Please list all lines of the material below in which the string "从题中所给的" occurs.

**Stored records**
----------
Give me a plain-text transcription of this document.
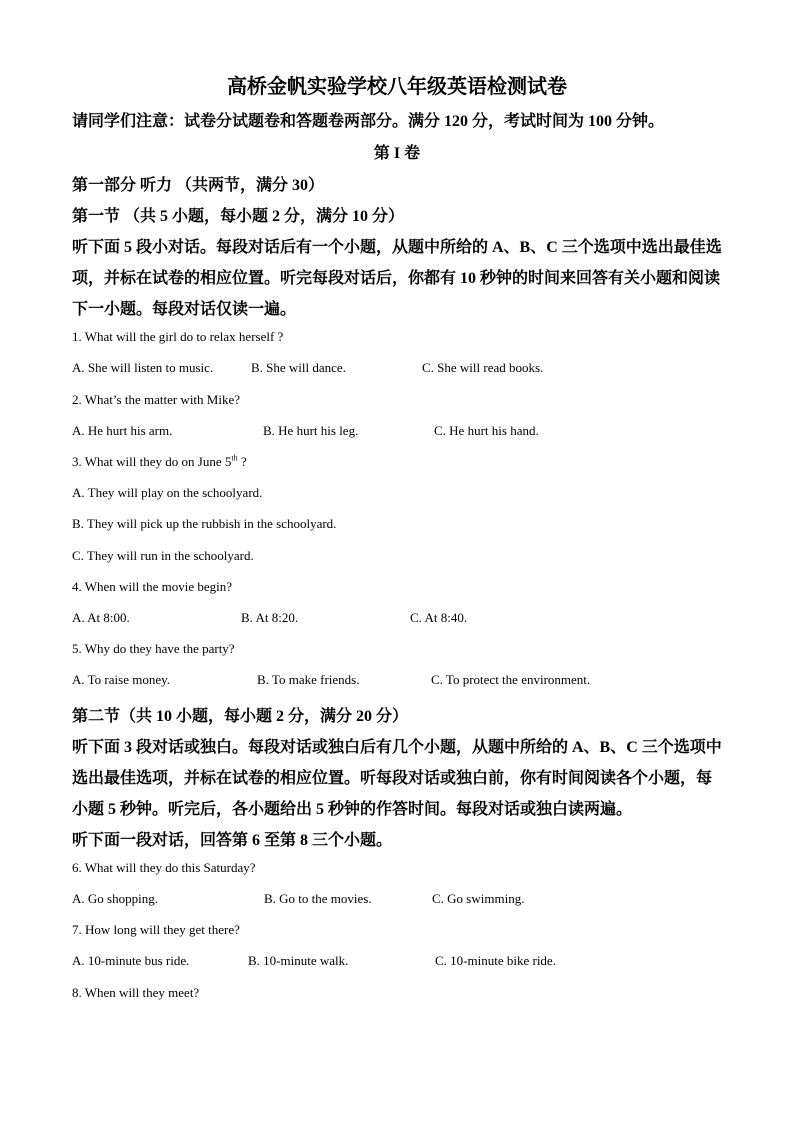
高桥金帆实验学校八年级英语检测试卷
请同学们注意：试卷分试题卷和答题卷两部分。满分 120 分，考试时间为 100 分钟。
第 I 卷
第一部分 听力 （共两节，满分 30）
第一节 （共 5 小题，每小题 2 分，满分 10 分）
听下面 5 段小对话。每段对话后有一个小题，从题中所给的 A、B、C 三个选项中选出最佳选
项，并标在试卷的相应位置。听完每段对话后，你都有 10 秒钟的时间来回答有关小题和阅读
下一小题。每段对话仅读一遍。
1. What will the girl do to relax herself ?
A. She will listen to music.	B. She will dance.	C. She will read books.
2. What’s the matter with Mike?
A. He hurt his arm.	B. He hurt his leg.	C. He hurt his hand.
3. What will they do on June 5th ?
A. They will play on the schoolyard.
B. They will pick up the rubbish in the schoolyard.
C. They will run in the schoolyard.
4. When will the movie begin?
A. At 8:00.	B. At 8:20.	C. At 8:40.
5. Why do they have the party?
A. To raise money.	B. To make friends.	C. To protect the environment.
第二节（共 10 小题，每小题 2 分，满分 20 分）
听下面 3 段对话或独白。每段对话或独白后有几个小题，从题中所给的 A、B、C 三个选项中
选出最佳选项，并标在试卷的相应位置。听每段对话或独白前，你有时间阅读各个小题，每
小题 5 秒钟。听完后，各小题给出 5 秒钟的作答时间。每段对话或独白读两遍。
听下面一段对话，回答第 6 至第 8 三个小题。
6. What will they do this Saturday?
A. Go shopping.	B. Go to the movies.	C. Go swimming.
7. How long will they get there?
A. 10-minute bus ride.	B. 10-minute walk.	C. 10-minute bike ride.
8. When will they meet?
----------
**Task response**
听下面 5 段小对话。每段对话后有一个小题，从题中所给的 A、B、C 三个选项中选出最佳选
听下面 3 段对话或独白。每段对话或独白后有几个小题，从题中所给的 A、B、C 三个选项中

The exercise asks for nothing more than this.